**What the exercise asks:**
Copy out every record below with complete accuracy.

**Material for this exercise:**
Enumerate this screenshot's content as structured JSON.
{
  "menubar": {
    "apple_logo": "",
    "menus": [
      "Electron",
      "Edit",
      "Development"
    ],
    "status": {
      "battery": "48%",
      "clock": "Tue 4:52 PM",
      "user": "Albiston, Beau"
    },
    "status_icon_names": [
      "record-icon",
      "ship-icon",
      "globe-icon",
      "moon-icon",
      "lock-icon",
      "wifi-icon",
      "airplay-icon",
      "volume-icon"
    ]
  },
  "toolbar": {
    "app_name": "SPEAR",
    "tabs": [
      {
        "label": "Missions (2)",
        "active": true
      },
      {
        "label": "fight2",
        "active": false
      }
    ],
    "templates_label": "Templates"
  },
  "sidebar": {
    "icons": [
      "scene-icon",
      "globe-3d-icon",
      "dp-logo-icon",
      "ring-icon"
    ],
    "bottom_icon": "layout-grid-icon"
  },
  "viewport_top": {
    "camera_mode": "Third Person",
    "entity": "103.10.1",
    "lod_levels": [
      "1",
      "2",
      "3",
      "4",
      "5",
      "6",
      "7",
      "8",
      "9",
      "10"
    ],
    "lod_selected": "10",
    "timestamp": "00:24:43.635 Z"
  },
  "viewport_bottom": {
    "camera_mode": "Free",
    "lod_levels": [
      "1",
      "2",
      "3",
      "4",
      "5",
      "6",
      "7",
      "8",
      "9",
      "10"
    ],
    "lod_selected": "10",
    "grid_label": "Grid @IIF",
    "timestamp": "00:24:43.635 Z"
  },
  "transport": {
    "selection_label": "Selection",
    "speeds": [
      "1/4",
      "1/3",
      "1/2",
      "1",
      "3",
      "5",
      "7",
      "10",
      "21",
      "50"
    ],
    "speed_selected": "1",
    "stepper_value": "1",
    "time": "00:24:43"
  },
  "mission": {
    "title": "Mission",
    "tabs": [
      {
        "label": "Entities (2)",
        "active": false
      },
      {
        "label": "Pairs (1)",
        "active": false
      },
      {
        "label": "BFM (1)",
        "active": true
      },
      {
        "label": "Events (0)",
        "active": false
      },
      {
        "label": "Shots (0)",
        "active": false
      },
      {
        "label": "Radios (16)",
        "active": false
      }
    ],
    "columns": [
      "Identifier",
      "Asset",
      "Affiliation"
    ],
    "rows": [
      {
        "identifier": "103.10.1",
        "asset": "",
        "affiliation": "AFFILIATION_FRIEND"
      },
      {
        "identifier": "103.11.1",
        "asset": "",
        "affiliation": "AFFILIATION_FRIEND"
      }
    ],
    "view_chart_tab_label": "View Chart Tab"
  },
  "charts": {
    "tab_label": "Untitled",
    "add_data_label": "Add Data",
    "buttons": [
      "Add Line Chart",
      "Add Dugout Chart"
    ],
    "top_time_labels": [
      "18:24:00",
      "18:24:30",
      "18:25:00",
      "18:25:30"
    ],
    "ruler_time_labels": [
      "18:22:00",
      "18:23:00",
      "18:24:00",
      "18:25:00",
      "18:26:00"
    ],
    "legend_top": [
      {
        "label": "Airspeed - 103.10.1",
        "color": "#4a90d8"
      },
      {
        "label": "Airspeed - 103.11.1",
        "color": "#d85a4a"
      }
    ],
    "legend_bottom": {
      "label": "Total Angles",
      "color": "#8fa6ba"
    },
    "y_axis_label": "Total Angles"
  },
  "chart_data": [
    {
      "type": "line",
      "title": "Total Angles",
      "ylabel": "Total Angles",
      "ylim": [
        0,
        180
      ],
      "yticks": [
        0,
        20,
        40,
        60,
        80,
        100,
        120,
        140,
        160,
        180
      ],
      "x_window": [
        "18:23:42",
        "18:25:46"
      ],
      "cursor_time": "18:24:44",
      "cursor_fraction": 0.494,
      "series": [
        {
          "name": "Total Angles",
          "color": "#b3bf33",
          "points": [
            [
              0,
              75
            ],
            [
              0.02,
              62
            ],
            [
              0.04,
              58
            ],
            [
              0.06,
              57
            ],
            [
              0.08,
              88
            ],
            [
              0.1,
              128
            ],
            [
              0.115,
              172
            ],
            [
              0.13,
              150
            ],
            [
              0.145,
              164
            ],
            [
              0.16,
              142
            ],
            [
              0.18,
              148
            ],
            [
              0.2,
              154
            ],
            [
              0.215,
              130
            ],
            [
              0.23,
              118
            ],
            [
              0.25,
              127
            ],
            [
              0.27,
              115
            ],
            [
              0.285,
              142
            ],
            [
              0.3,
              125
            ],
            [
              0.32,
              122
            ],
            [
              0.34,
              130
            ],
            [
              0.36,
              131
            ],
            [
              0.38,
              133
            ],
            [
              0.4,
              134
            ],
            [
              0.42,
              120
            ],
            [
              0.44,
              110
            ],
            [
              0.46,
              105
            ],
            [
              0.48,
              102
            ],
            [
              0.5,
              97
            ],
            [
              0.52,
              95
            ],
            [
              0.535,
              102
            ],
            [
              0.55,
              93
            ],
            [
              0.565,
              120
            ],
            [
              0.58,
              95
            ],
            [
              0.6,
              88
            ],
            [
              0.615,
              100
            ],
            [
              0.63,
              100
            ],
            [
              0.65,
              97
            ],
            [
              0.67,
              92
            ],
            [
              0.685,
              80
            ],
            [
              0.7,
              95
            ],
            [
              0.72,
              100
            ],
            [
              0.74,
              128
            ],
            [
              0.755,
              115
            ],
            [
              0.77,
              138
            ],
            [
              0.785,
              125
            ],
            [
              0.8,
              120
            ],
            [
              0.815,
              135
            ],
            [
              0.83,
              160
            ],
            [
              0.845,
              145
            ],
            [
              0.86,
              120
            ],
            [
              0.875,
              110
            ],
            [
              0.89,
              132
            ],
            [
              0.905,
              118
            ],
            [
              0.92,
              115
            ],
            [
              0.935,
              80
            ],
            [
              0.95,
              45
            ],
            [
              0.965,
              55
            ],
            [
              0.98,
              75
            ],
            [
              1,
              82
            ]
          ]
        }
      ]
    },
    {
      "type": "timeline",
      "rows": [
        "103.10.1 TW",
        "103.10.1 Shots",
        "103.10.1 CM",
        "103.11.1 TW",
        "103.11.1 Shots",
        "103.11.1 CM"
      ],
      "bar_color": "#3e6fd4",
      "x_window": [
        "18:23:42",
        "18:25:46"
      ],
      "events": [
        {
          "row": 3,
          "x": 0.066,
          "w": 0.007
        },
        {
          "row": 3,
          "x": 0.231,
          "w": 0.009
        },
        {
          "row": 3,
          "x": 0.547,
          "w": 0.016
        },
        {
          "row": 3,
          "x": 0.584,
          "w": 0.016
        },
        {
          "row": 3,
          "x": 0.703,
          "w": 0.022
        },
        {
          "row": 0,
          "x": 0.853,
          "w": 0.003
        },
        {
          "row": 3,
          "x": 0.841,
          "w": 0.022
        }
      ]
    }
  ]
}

**Finished task:**
Enumerate this screenshot's content as structured JSON.
{
  "menubar": {
    "apple_logo": "",
    "menus": [
      "Electron",
      "Edit",
      "Development"
    ],
    "status": {
      "battery": "48%",
      "clock": "Tue 4:52 PM",
      "user": "Albiston, Beau"
    },
    "status_icon_names": [
      "record-icon",
      "ship-icon",
      "globe-icon",
      "moon-icon",
      "lock-icon",
      "wifi-icon",
      "airplay-icon",
      "volume-icon"
    ]
  },
  "toolbar": {
    "app_name": "SPEAR",
    "tabs": [
      {
        "label": "Missions (2)",
        "active": true
      },
      {
        "label": "fight2",
        "active": false
      }
    ],
    "templates_label": "Templates"
  },
  "sidebar": {
    "icons": [
      "scene-icon",
      "globe-3d-icon",
      "dp-logo-icon",
      "ring-icon"
    ],
    "bottom_icon": "layout-grid-icon"
  },
  "viewport_top": {
    "camera_mode": "Third Person",
    "entity": "103.10.1",
    "lod_levels": [
      "1",
      "2",
      "3",
      "4",
      "5",
      "6",
      "7",
      "8",
      "9",
      "10"
    ],
    "lod_selected": "10",
    "timestamp": "00:24:43.635 Z"
  },
  "viewport_bottom": {
    "camera_mode": "Free",
    "lod_levels": [
      "1",
      "2",
      "3",
      "4",
      "5",
      "6",
      "7",
      "8",
      "9",
      "10"
    ],
    "lod_selected": "10",
    "grid_label": "Grid @IIF",
    "timestamp": "00:24:43.635 Z"
  },
  "transport": {
    "selection_label": "Selection",
    "speeds": [
      "1/4",
      "1/3",
      "1/2",
      "1",
      "3",
      "5",
      "7",
      "10",
      "21",
      "50"
    ],
    "speed_selected": "1",
    "stepper_value": "1",
    "time": "00:24:43"
  },
  "mission": {
    "title": "Mission",
    "tabs": [
      {
        "label": "Entities (2)",
        "active": false
      },
      {
        "label": "Pairs (1)",
        "active": false
      },
      {
        "label": "BFM (1)",
        "active": true
      },
      {
        "label": "Events (0)",
        "active": false
      },
      {
        "label": "Shots (0)",
        "active": false
      },
      {
        "label": "Radios (16)",
        "active": false
      }
    ],
    "columns": [
      "Identifier",
      "Asset",
      "Affiliation"
    ],
    "rows": [
      {
        "identifier": "103.10.1",
        "asset": "",
        "affiliation": "AFFILIATION_FRIEND"
      },
      {
        "identifier": "103.11.1",
        "asset": "",
        "affiliation": "AFFILIATION_FRIEND"
      }
    ],
    "view_chart_tab_label": "View Chart Tab"
  },
  "charts": {
    "tab_label": "Untitled",
    "add_data_label": "Add Data",
    "buttons": [
      "Add Line Chart",
      "Add Dugout Chart"
    ],
    "top_time_labels": [
      "18:24:00",
      "18:24:30",
      "18:25:00",
      "18:25:30"
    ],
    "ruler_time_labels": [
      "18:22:00",
      "18:23:00",
      "18:24:00",
      "18:25:00",
      "18:26:00"
    ],
    "legend_top": [
      {
        "label": "Airspeed - 103.10.1",
        "color": "#4a90d8"
      },
      {
        "label": "Airspeed - 103.11.1",
        "color": "#d85a4a"
      }
    ],
    "legend_bottom": {
      "label": "Total Angles",
      "color": "#8fa6ba"
    },
    "y_axis_label": "Total Angles"
  },
  "chart_data": [
    {
      "type": "line",
      "title": "Total Angles",
      "ylabel": "Total Angles",
      "ylim": [
        0,
        180
      ],
      "yticks": [
        0,
        20,
        40,
        60,
        80,
        100,
        120,
        140,
        160,
        180
      ],
      "x_window": [
        "18:23:42",
        "18:25:46"
      ],
      "cursor_time": "18:24:44",
      "cursor_fraction": 0.494,
      "series": [
        {
          "name": "Total Angles",
          "color": "#b3bf33",
          "points": [
            [
              0,
              75
            ],
            [
              0.02,
              62
            ],
            [
              0.04,
              58
            ],
            [
              0.06,
              57
            ],
            [
              0.08,
              88
            ],
            [
              0.1,
              128
            ],
            [
              0.115,
              172
            ],
            [
              0.13,
              150
            ],
            [
              0.145,
              164
            ],
            [
              0.16,
              142
            ],
            [
              0.18,
              148
            ],
            [
              0.2,
              154
            ],
            [
              0.215,
              130
            ],
            [
              0.23,
              118
            ],
            [
              0.25,
              127
            ],
            [
              0.27,
              115
            ],
            [
              0.285,
              142
            ],
            [
              0.3,
              125
            ],
            [
              0.32,
              122
            ],
            [
              0.34,
              130
            ],
            [
              0.36,
              131
            ],
            [
              0.38,
              133
            ],
            [
              0.4,
              134
            ],
            [
              0.42,
              120
            ],
            [
              0.44,
              110
            ],
            [
              0.46,
              105
            ],
            [
              0.48,
              102
            ],
            [
              0.5,
              97
            ],
            [
              0.52,
              95
            ],
            [
              0.535,
              102
            ],
            [
              0.55,
              93
            ],
            [
              0.565,
              120
            ],
            [
              0.58,
              95
            ],
            [
              0.6,
              88
            ],
            [
              0.615,
              100
            ],
            [
              0.63,
              100
            ],
            [
              0.65,
              97
            ],
            [
              0.67,
              92
            ],
            [
              0.685,
              80
            ],
            [
              0.7,
              95
            ],
            [
              0.72,
              100
            ],
            [
              0.74,
              128
            ],
            [
              0.755,
              115
            ],
            [
              0.77,
              138
            ],
            [
              0.785,
              125
            ],
            [
              0.8,
              120
            ],
            [
              0.815,
              135
            ],
            [
              0.83,
              160
            ],
            [
              0.845,
              145
            ],
            [
              0.86,
              120
            ],
            [
              0.875,
              110
            ],
            [
              0.89,
              132
            ],
            [
              0.905,
              118
            ],
            [
              0.92,
              115
            ],
            [
              0.935,
              80
            ],
            [
              0.95,
              45
            ],
            [
              0.965,
              55
            ],
            [
              0.98,
              75
            ],
            [
              1,
              82
            ]
          ]
        }
      ]
    },
    {
      "type": "timeline",
      "rows": [
        "103.10.1 TW",
        "103.10.1 Shots",
        "103.10.1 CM",
        "103.11.1 TW",
        "103.11.1 Shots",
        "103.11.1 CM"
      ],
      "bar_color": "#3e6fd4",
      "x_window": [
        "18:23:42",
        "18:25:46"
      ],
      "events": [
        {
          "row": 3,
          "x": 0.066,
          "w": 0.007
        },
        {
          "row": 3,
          "x": 0.231,
          "w": 0.009
        },
        {
          "row": 3,
          "x": 0.547,
          "w": 0.016
        },
        {
          "row": 3,
          "x": 0.584,
          "w": 0.016
        },
        {
          "row": 3,
          "x": 0.703,
          "w": 0.022
        },
        {
          "row": 0,
          "x": 0.853,
          "w": 0.003
        },
        {
          "row": 3,
          "x": 0.841,
          "w": 0.022
        }
      ]
    }
  ]
}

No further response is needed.